• Supplied text:
=== Begin Enclosure ===

The pro-choice crowd argues that’s not fair because it comes before most women even know they are pregnant.

“Whatever we can do to protect women on this issue, that’s what’s been made a priority, and that’s what you see in SB4,” Jonathan Saenz, president, and attorney for Texas Values told the station. 

Meanwhile, the abortion industry in Texas says they’ve seen a sharp drop in patients in the two weeks since the state’s fetal heartbeat law took effect.

In new court filings in Texas, Planned Parenthood and other abortion providers describe clinics that have turned away more than 100 women under the new law.

As CBN News reported, the Texas Fetal Heartbeat Law went into effect on Sept. 1 after the U.S. Supreme Court chose not to approve an emergency petition by abortion advocates to stop the measure. The law prohibits abortions once medical professionals can detect the unique heartbeat of the unborn person, which is usually around six weeks.

The Biden administration is seeking an emergency order to temporarily block enforcement of the law in Texas.  A lawsuit filed by the U.S. Justice Department in a federal court in the state, asks a federal judge to declare that the law is invalid.

Jonathan Turley, a constitutional law professor at George Washington University Law School, thinks the law could be eventually struck down in court since it prohibits abortion long before the fetus is viable outside the womb.

=== End Enclosure ===

• Records from a collection:
=== Begin Enclosure ===

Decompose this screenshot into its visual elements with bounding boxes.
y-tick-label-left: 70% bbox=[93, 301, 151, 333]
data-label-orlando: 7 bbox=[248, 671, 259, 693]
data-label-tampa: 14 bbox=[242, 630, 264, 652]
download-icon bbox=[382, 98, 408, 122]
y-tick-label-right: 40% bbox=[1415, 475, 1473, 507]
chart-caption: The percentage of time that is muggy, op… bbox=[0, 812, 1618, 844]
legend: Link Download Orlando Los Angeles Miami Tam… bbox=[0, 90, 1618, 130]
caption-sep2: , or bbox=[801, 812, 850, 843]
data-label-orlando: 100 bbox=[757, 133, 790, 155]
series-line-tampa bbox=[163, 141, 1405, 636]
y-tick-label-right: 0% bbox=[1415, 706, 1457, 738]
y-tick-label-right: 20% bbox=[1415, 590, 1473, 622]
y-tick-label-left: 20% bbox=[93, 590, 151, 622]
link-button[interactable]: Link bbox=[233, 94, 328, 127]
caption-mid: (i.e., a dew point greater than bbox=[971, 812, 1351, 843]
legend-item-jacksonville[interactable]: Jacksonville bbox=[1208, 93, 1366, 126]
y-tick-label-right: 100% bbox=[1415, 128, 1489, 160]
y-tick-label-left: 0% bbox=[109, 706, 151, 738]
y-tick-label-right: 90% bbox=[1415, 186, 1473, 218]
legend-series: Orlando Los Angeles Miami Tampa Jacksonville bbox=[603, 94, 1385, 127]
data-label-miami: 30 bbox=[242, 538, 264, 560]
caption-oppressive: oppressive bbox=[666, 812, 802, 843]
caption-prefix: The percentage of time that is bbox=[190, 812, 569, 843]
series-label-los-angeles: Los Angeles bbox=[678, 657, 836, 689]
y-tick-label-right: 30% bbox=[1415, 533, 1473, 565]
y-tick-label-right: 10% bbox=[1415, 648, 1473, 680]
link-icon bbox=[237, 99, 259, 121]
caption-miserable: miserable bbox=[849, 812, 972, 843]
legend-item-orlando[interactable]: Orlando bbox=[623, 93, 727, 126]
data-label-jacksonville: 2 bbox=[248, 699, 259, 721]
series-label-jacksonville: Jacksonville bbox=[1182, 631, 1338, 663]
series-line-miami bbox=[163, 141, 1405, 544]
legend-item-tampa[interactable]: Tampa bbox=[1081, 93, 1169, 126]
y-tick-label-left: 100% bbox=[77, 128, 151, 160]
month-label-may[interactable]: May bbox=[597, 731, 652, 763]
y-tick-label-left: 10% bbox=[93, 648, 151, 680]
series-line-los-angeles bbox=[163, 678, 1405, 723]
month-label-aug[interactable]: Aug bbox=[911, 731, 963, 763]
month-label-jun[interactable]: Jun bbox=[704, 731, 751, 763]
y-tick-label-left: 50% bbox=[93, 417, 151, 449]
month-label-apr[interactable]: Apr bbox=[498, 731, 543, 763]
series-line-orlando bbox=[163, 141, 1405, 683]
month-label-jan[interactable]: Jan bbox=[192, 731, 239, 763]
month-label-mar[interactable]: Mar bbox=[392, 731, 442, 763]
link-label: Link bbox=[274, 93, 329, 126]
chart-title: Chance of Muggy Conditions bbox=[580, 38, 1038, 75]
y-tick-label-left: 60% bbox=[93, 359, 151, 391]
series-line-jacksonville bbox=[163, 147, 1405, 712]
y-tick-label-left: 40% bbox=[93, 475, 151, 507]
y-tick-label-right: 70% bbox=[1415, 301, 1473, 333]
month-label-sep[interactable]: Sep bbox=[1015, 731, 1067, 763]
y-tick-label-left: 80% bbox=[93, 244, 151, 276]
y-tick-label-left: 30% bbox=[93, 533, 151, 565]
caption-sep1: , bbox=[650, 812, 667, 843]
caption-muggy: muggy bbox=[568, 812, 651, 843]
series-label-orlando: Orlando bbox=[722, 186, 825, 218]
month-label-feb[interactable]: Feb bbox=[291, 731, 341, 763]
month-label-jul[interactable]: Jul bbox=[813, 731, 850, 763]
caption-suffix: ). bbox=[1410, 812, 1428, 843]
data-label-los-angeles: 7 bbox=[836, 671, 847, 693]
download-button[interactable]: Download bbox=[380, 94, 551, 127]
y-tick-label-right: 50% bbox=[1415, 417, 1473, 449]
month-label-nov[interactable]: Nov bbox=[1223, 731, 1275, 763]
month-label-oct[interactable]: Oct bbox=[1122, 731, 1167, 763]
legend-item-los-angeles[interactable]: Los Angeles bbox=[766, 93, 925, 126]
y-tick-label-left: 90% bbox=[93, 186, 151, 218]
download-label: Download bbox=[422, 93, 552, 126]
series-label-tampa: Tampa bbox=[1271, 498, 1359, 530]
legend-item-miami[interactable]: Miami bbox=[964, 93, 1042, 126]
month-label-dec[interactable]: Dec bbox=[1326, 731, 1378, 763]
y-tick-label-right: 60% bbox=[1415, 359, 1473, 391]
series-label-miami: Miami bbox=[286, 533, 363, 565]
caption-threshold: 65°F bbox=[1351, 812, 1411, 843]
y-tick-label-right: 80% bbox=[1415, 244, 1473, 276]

=== End Enclosure ===

• Problem set:
a - Using the article on the Texas fetal heartbeat law, explain in one to three sentences why Jonathan Turley thinks the law could eventually be struck down in court.
b - Extend the article on the Texas fetal heartbeat law, picking up right after its final sentence.
The data has no connection to the article on the Texas fetal heartbeat law.

• Solved tasks:
a - Turley thinks the law could be struck down because it prohibits abortion long before the fetus is viable outside the womb.

b -
“It’s very likely it will be found unconstitutional. The framers, the drafters themselves understood that … they have set a line well below existing case law for banning abortions,” he said. “Courts are likely to make fast work of the Texas law.”

But Turley argues a larger threat to abortion is an upcoming case on the Supreme Court docket for December in which Mississippi is asking to be allowed to enforce an abortion ban after 15 weeks of pregnancy.

By taking up that single question, the justices will be considering whether states can impose limitations on abortion before the fetus is viable outside the womb. There are no other questions at play, no other ways the case could be more narrowly decided. If the high court sides with Mississippi, that would open the door to other states passing similar laws.